• [Job]: Word for word, set down the records and skip each picture.
+===+
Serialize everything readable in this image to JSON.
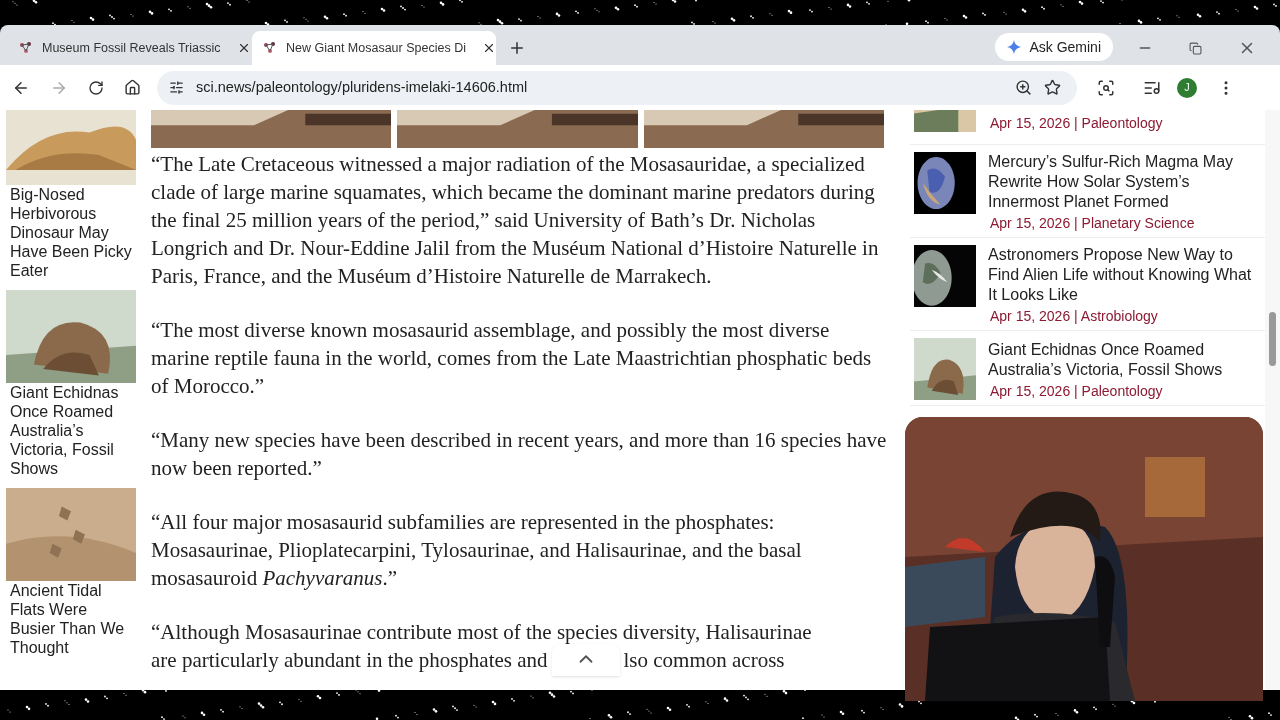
{
  "tabs": [
    {
      "title": "Museum Fossil Reveals Triassic",
      "selected": false
    },
    {
      "title": "New Giant Mosasaur Species Di",
      "selected": true
    }
  ],
  "ask_button": "Ask Gemini",
  "address": "sci.news/paleontology/pluridens-imelaki-14606.html",
  "profile_initial": "J",
  "left_column": [
    {
      "caption": "Big-Nosed Herbivorous Dinosaur May Have Been Picky Eater"
    },
    {
      "caption": "Giant Echidnas Once Roamed Australia’s Victoria, Fossil Shows"
    },
    {
      "caption": "Ancient Tidal Flats Were Busier Than We Thought"
    }
  ],
  "article": {
    "paragraphs": [
      "“The Late Cretaceous witnessed a major radiation of the Mosasauridae, a specialized clade of large marine squamates, which became the dominant marine predators during the final 25 million years of the period,” said University of Bath’s Dr. Nicholas Longrich and Dr. Nour-Eddine Jalil from the Muséum National d’Histoire Naturelle in Paris, France, and the Muséum d’Histoire Naturelle de Marrakech.",
      "“The most diverse known mosasaurid assemblage, and possibly the most diverse marine reptile fauna in the world, comes from the Late Maastrichtian phosphatic beds of Morocco.”",
      "“Many new species have been described in recent years, and more than 16 species have now been reported.”",
      "“All four major mosasaurid subfamilies are represented in the phosphates: Mosasaurinae, Plioplatecarpini, Tylosaurinae, and Halisaurinae, and the basal mosasauroid *Pachyvaranus*.”"
    ],
    "last_lines": [
      "“Although Mosasaurinae contribute most of the species diversity, Halisaurinae",
      "are particularly abundant in the phosphates and",
      "lso common across"
    ]
  },
  "sidebar": [
    {
      "meta": "Apr 15, 2026 | Paleontology"
    },
    {
      "title": "Mercury’s Sulfur-Rich Magma May Rewrite How Solar System’s Innermost Planet Formed",
      "meta": "Apr 15, 2026 | Planetary Science"
    },
    {
      "title": "Astronomers Propose New Way to Find Alien Life without Knowing What It Looks Like",
      "meta": "Apr 15, 2026 | Astrobiology"
    },
    {
      "title": "Giant Echidnas Once Roamed Australia’s Victoria, Fossil Shows",
      "meta": "Apr 15, 2026 | Paleontology"
    }
  ]
}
+===+
• [Output below]:
Serialize everything readable in this image to JSON.
{
  "tabs": [
    {
      "title": "Museum Fossil Reveals Triassic",
      "selected": false
    },
    {
      "title": "New Giant Mosasaur Species Di",
      "selected": true
    }
  ],
  "ask_button": "Ask Gemini",
  "address": "sci.news/paleontology/pluridens-imelaki-14606.html",
  "profile_initial": "J",
  "left_column": [
    {
      "caption": "Big-Nosed Herbivorous Dinosaur May Have Been Picky Eater"
    },
    {
      "caption": "Giant Echidnas Once Roamed Australia’s Victoria, Fossil Shows"
    },
    {
      "caption": "Ancient Tidal Flats Were Busier Than We Thought"
    }
  ],
  "article": {
    "paragraphs": [
      "“The Late Cretaceous witnessed a major radiation of the Mosasauridae, a specialized clade of large marine squamates, which became the dominant marine predators during the final 25 million years of the period,” said University of Bath’s Dr. Nicholas Longrich and Dr. Nour-Eddine Jalil from the Muséum National d’Histoire Naturelle in Paris, France, and the Muséum d’Histoire Naturelle de Marrakech.",
      "“The most diverse known mosasaurid assemblage, and possibly the most diverse marine reptile fauna in the world, comes from the Late Maastrichtian phosphatic beds of Morocco.”",
      "“Many new species have been described in recent years, and more than 16 species have now been reported.”",
      "“All four major mosasaurid subfamilies are represented in the phosphates: Mosasaurinae, Plioplatecarpini, Tylosaurinae, and Halisaurinae, and the basal mosasauroid *Pachyvaranus*.”"
    ],
    "last_lines": [
      "“Although Mosasaurinae contribute most of the species diversity, Halisaurinae",
      "are particularly abundant in the phosphates and",
      "lso common across"
    ]
  },
  "sidebar": [
    {
      "meta": "Apr 15, 2026 | Paleontology"
    },
    {
      "title": "Mercury’s Sulfur-Rich Magma May Rewrite How Solar System’s Innermost Planet Formed",
      "meta": "Apr 15, 2026 | Planetary Science"
    },
    {
      "title": "Astronomers Propose New Way to Find Alien Life without Knowing What It Looks Like",
      "meta": "Apr 15, 2026 | Astrobiology"
    },
    {
      "title": "Giant Echidnas Once Roamed Australia’s Victoria, Fossil Shows",
      "meta": "Apr 15, 2026 | Paleontology"
    }
  ]
}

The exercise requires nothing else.